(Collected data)
#####

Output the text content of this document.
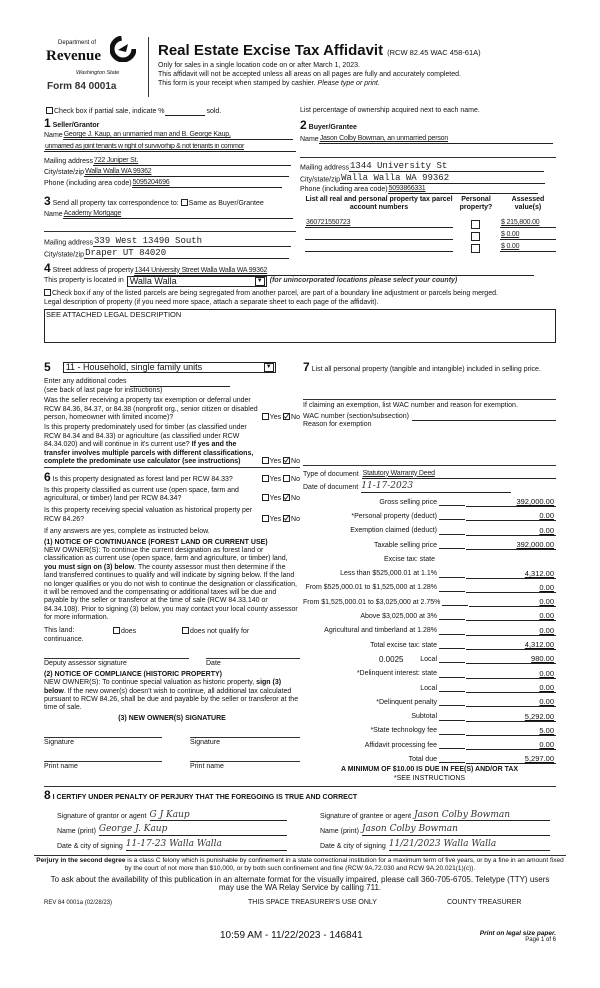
Department of
Revenue
Washington State
Form 84 0001a
Real Estate Excise Tax Affidavit (RCW 82.45 WAC 458-61A)
Only for sales in a single location code on or after March 1, 2023.
This affidavit will not be accepted unless all areas on all pages are fully and accurately completed.
This form is your receipt when stamped by cashier. Please type or print.
Check box if partial sale, indicate %	sold.	List percentage of ownership acquired next to each name.
1 Seller/Grantor
NameGeorge J. Kaup, an unmarried man and B. George Kaup,
unmarried as joint tenants w right of survivorhip & not tenants in commor
Mailing address722 Juniper St.
City/state/zipWalla Walla WA 99362
Phone (including area code)5095204696
2 Buyer/Grantee
NameJason Colby Bowman, an unmarried person
Mailing address1344 University St
City/state/zipWalla Walla WA 99362
Phone (including area code)5093866331
3 Send all property tax correspondence to: Same as Buyer/Grantee
NameAcademy Mortgage
Mailing address339 West 13490 South
City/state/zipDraper UT 84020
List all real and personal property tax parcel account numbers
Personal property?
Assessed value(s)
360721550723	$ 215,800.00
$ 0.00
$ 0.00
4 Street address of property1344 University Street Walla Walla WA 99362
This property is located in Walla Walla	▼ (for unincorporated locations please select your county)
Check box if any of the listed parcels are being segregated from another parcel, are part of a boundary line adjustment or parcels being merged.
Legal description of property (if you need more space, attach a separate sheet to each page of the affidavit).
SEE ATTACHED LEGAL DESCRIPTION
5 11 - Household, single family units	▼
Enter any additional codes
(see back of last page for instructions)
Was the seller receiving a property tax exemption or deferral under RCW 84.36, 84.37, or 84.38 (nonprofit org., senior citizen or disabled person, homeowner with limited income)?	Yes No
Is this property predominately used for timber (as classified under RCW 84.34 and 84.33) or agriculture (as classified under RCW 84.34.020) and will continue in it's current use? If yes and the transfer involves multiple parcels with different classifications, complete the predominate use calculator (see instructions)	Yes No
6 Is this property designated as forest land per RCW 84.33?	Yes No
Is this property classified as current use (open space, farm and agricultural, or timber) land per RCW 84.34?	Yes No
Is this property receiving special valuation as historical property per RCW 84.26?	Yes No
If any answers are yes, complete as instructed below.
(1) NOTICE OF CONTINUANCE (FOREST LAND OR CURRENT USE)
NEW OWNER(S): To continue the current designation as forest land or classification as current use (open space, farm and agriculture, or timber) land, you must sign on (3) below. The county assessor must then determine if the land transferred continues to qualify and will indicate by signing below. If the land no longer qualifies or you do not wish to continue the designation or classification, it will be removed and the compensating or additional taxes will be due and payable by the seller or transferor at the time of sale (RCW 84.33.140 or 84.34.108). Prior to signing (3) below, you may contact your local county assessor for more information.
This land:	does	does not qualify for
continuance.
Deputy assessor signature	Date
(2) NOTICE OF COMPLIANCE (HISTORIC PROPERTY)
NEW OWNER(S): To continue special valuation as historic property, sign (3) below. If the new owner(s) doesn't wish to continue, all additional tax calculated pursuant to RCW 84.26, shall be due and payable by the seller or transferor at the time of sale.
(3) NEW OWNER(S) SIGNATURE
Signature	Signature
Print name	Print name
7 List all personal property (tangible and intangible) included in selling price.
If claiming an exemption, list WAC number and reason for exemption.
WAC number (section/subsection)
Reason for exemption
Type of document Statutory Warranty Deed
Date of document 11-17-2023
Gross selling price	392,000.00
*Personal property (deduct)	0.00
Exemption claimed (deduct)	0.00
Taxable selling price	392,000.00
Excise tax: state
Less than $525,000.01 at 1.1%	4,312.00
From $525,000.01 to $1,525,000 at 1.28%	0.00
From $1,525,000.01 to $3,025,000 at 2.75%	0.00
Above $3,025,000 at 3%	0.00
Agricultural and timberland at 1.28%	0.00
Total excise tax: state	4,312.00
0.0025 Local	980.00
*Delinquent interest: state	0.00
Local	0.00
*Delinquent penalty	0.00
Subtotal	5,292.00
*State technology fee	5.00
Affidavit processing fee	0.00
Total due	5,297.00
A MINIMUM OF $10.00 IS DUE IN FEE(S) AND/OR TAX
*SEE INSTRUCTIONS
8 I CERTIFY UNDER PENALTY OF PERJURY THAT THE FOREGOING IS TRUE AND CORRECT
Signature of grantor or agent G J Kaup
Name (print) George J. Kaup
Date & city of signing 11-17-23 Walla Walla
Signature of grantee or agent Jason Colby Bowman
Name (print) Jason Colby Bowman
Date & city of signing 11/21/2023 Walla Walla
Perjury in the second degree is a class C felony which is punishable by confinement in a state correctional institution for a maximum term of five years, or by a fine in an amount fixed by the court of not more than $10,000, or by both such confinement and fine (RCW 9A.72.030 and RCW 9A.20.021(1)(c)).
To ask about the availability of this publication in an alternate format for the visually impaired, please call 360-705-6705. Teletype (TTY) users may use the WA Relay Service by calling 711.
REV 84 0001a (02/28/23)	THIS SPACE TREASURER'S USE ONLY	COUNTY TREASURER
10:59 AM - 11/22/2023 - 146841	Print on legal size paper.
Page 1 of 6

#####

Your goal: Copy the records above exactly, leaving out every picture.

Answer to the exercise:
Output the text content of this document.
Department of
Revenue
Washington State
Form 84 0001a
Real Estate Excise Tax Affidavit (RCW 82.45 WAC 458-61A)
Only for sales in a single location code on or after March 1, 2023.
This affidavit will not be accepted unless all areas on all pages are fully and accurately completed.
This form is your receipt when stamped by cashier. Please type or print.
Check box if partial sale, indicate %	sold.	List percentage of ownership acquired next to each name.
1 Seller/Grantor
NameGeorge J. Kaup, an unmarried man and B. George Kaup,
unmarried as joint tenants w right of survivorhip & not tenants in commor
Mailing address722 Juniper St.
City/state/zipWalla Walla WA 99362
Phone (including area code)5095204696
2 Buyer/Grantee
NameJason Colby Bowman, an unmarried person
Mailing address1344 University St
City/state/zipWalla Walla WA 99362
Phone (including area code)5093866331
3 Send all property tax correspondence to: Same as Buyer/Grantee
NameAcademy Mortgage
Mailing address339 West 13490 South
City/state/zipDraper UT 84020
List all real and personal property tax parcel account numbers
Personal property?
Assessed value(s)
360721550723	$ 215,800.00
$ 0.00
$ 0.00
4 Street address of property1344 University Street Walla Walla WA 99362
This property is located in Walla Walla	▼ (for unincorporated locations please select your county)
Check box if any of the listed parcels are being segregated from another parcel, are part of a boundary line adjustment or parcels being merged.
Legal description of property (if you need more space, attach a separate sheet to each page of the affidavit).
SEE ATTACHED LEGAL DESCRIPTION
5 11 - Household, single family units	▼
Enter any additional codes
(see back of last page for instructions)
Was the seller receiving a property tax exemption or deferral under RCW 84.36, 84.37, or 84.38 (nonprofit org., senior citizen or disabled person, homeowner with limited income)?	Yes No
Is this property predominately used for timber (as classified under RCW 84.34 and 84.33) or agriculture (as classified under RCW 84.34.020) and will continue in it's current use? If yes and the transfer involves multiple parcels with different classifications, complete the predominate use calculator (see instructions)	Yes No
6 Is this property designated as forest land per RCW 84.33?	Yes No
Is this property classified as current use (open space, farm and agricultural, or timber) land per RCW 84.34?	Yes No
Is this property receiving special valuation as historical property per RCW 84.26?	Yes No
If any answers are yes, complete as instructed below.
(1) NOTICE OF CONTINUANCE (FOREST LAND OR CURRENT USE)
NEW OWNER(S): To continue the current designation as forest land or classification as current use (open space, farm and agriculture, or timber) land, you must sign on (3) below. The county assessor must then determine if the land transferred continues to qualify and will indicate by signing below. If the land no longer qualifies or you do not wish to continue the designation or classification, it will be removed and the compensating or additional taxes will be due and payable by the seller or transferor at the time of sale (RCW 84.33.140 or 84.34.108). Prior to signing (3) below, you may contact your local county assessor for more information.
This land:	does	does not qualify for
continuance.
Deputy assessor signature	Date
(2) NOTICE OF COMPLIANCE (HISTORIC PROPERTY)
NEW OWNER(S): To continue special valuation as historic property, sign (3) below. If the new owner(s) doesn't wish to continue, all additional tax calculated pursuant to RCW 84.26, shall be due and payable by the seller or transferor at the time of sale.
(3) NEW OWNER(S) SIGNATURE
Signature	Signature
Print name	Print name
7 List all personal property (tangible and intangible) included in selling price.
If claiming an exemption, list WAC number and reason for exemption.
WAC number (section/subsection)
Reason for exemption
Type of document Statutory Warranty Deed
Date of document 11-17-2023
Gross selling price	392,000.00
*Personal property (deduct)	0.00
Exemption claimed (deduct)	0.00
Taxable selling price	392,000.00
Excise tax: state
Less than $525,000.01 at 1.1%	4,312.00
From $525,000.01 to $1,525,000 at 1.28%	0.00
From $1,525,000.01 to $3,025,000 at 2.75%	0.00
Above $3,025,000 at 3%	0.00
Agricultural and timberland at 1.28%	0.00
Total excise tax: state	4,312.00
0.0025 Local	980.00
*Delinquent interest: state	0.00
Local	0.00
*Delinquent penalty	0.00
Subtotal	5,292.00
*State technology fee	5.00
Affidavit processing fee	0.00
Total due	5,297.00
A MINIMUM OF $10.00 IS DUE IN FEE(S) AND/OR TAX
*SEE INSTRUCTIONS
8 I CERTIFY UNDER PENALTY OF PERJURY THAT THE FOREGOING IS TRUE AND CORRECT
Signature of grantor or agent G J Kaup
Name (print) George J. Kaup
Date & city of signing 11-17-23 Walla Walla
Signature of grantee or agent Jason Colby Bowman
Name (print) Jason Colby Bowman
Date & city of signing 11/21/2023 Walla Walla
Perjury in the second degree is a class C felony which is punishable by confinement in a state correctional institution for a maximum term of five years, or by a fine in an amount fixed by the court of not more than $10,000, or by both such confinement and fine (RCW 9A.72.030 and RCW 9A.20.021(1)(c)).
To ask about the availability of this publication in an alternate format for the visually impaired, please call 360-705-6705. Teletype (TTY) users may use the WA Relay Service by calling 711.
REV 84 0001a (02/28/23)	THIS SPACE TREASURER'S USE ONLY	COUNTY TREASURER
10:59 AM - 11/22/2023 - 146841	Print on legal size paper.
Page 1 of 6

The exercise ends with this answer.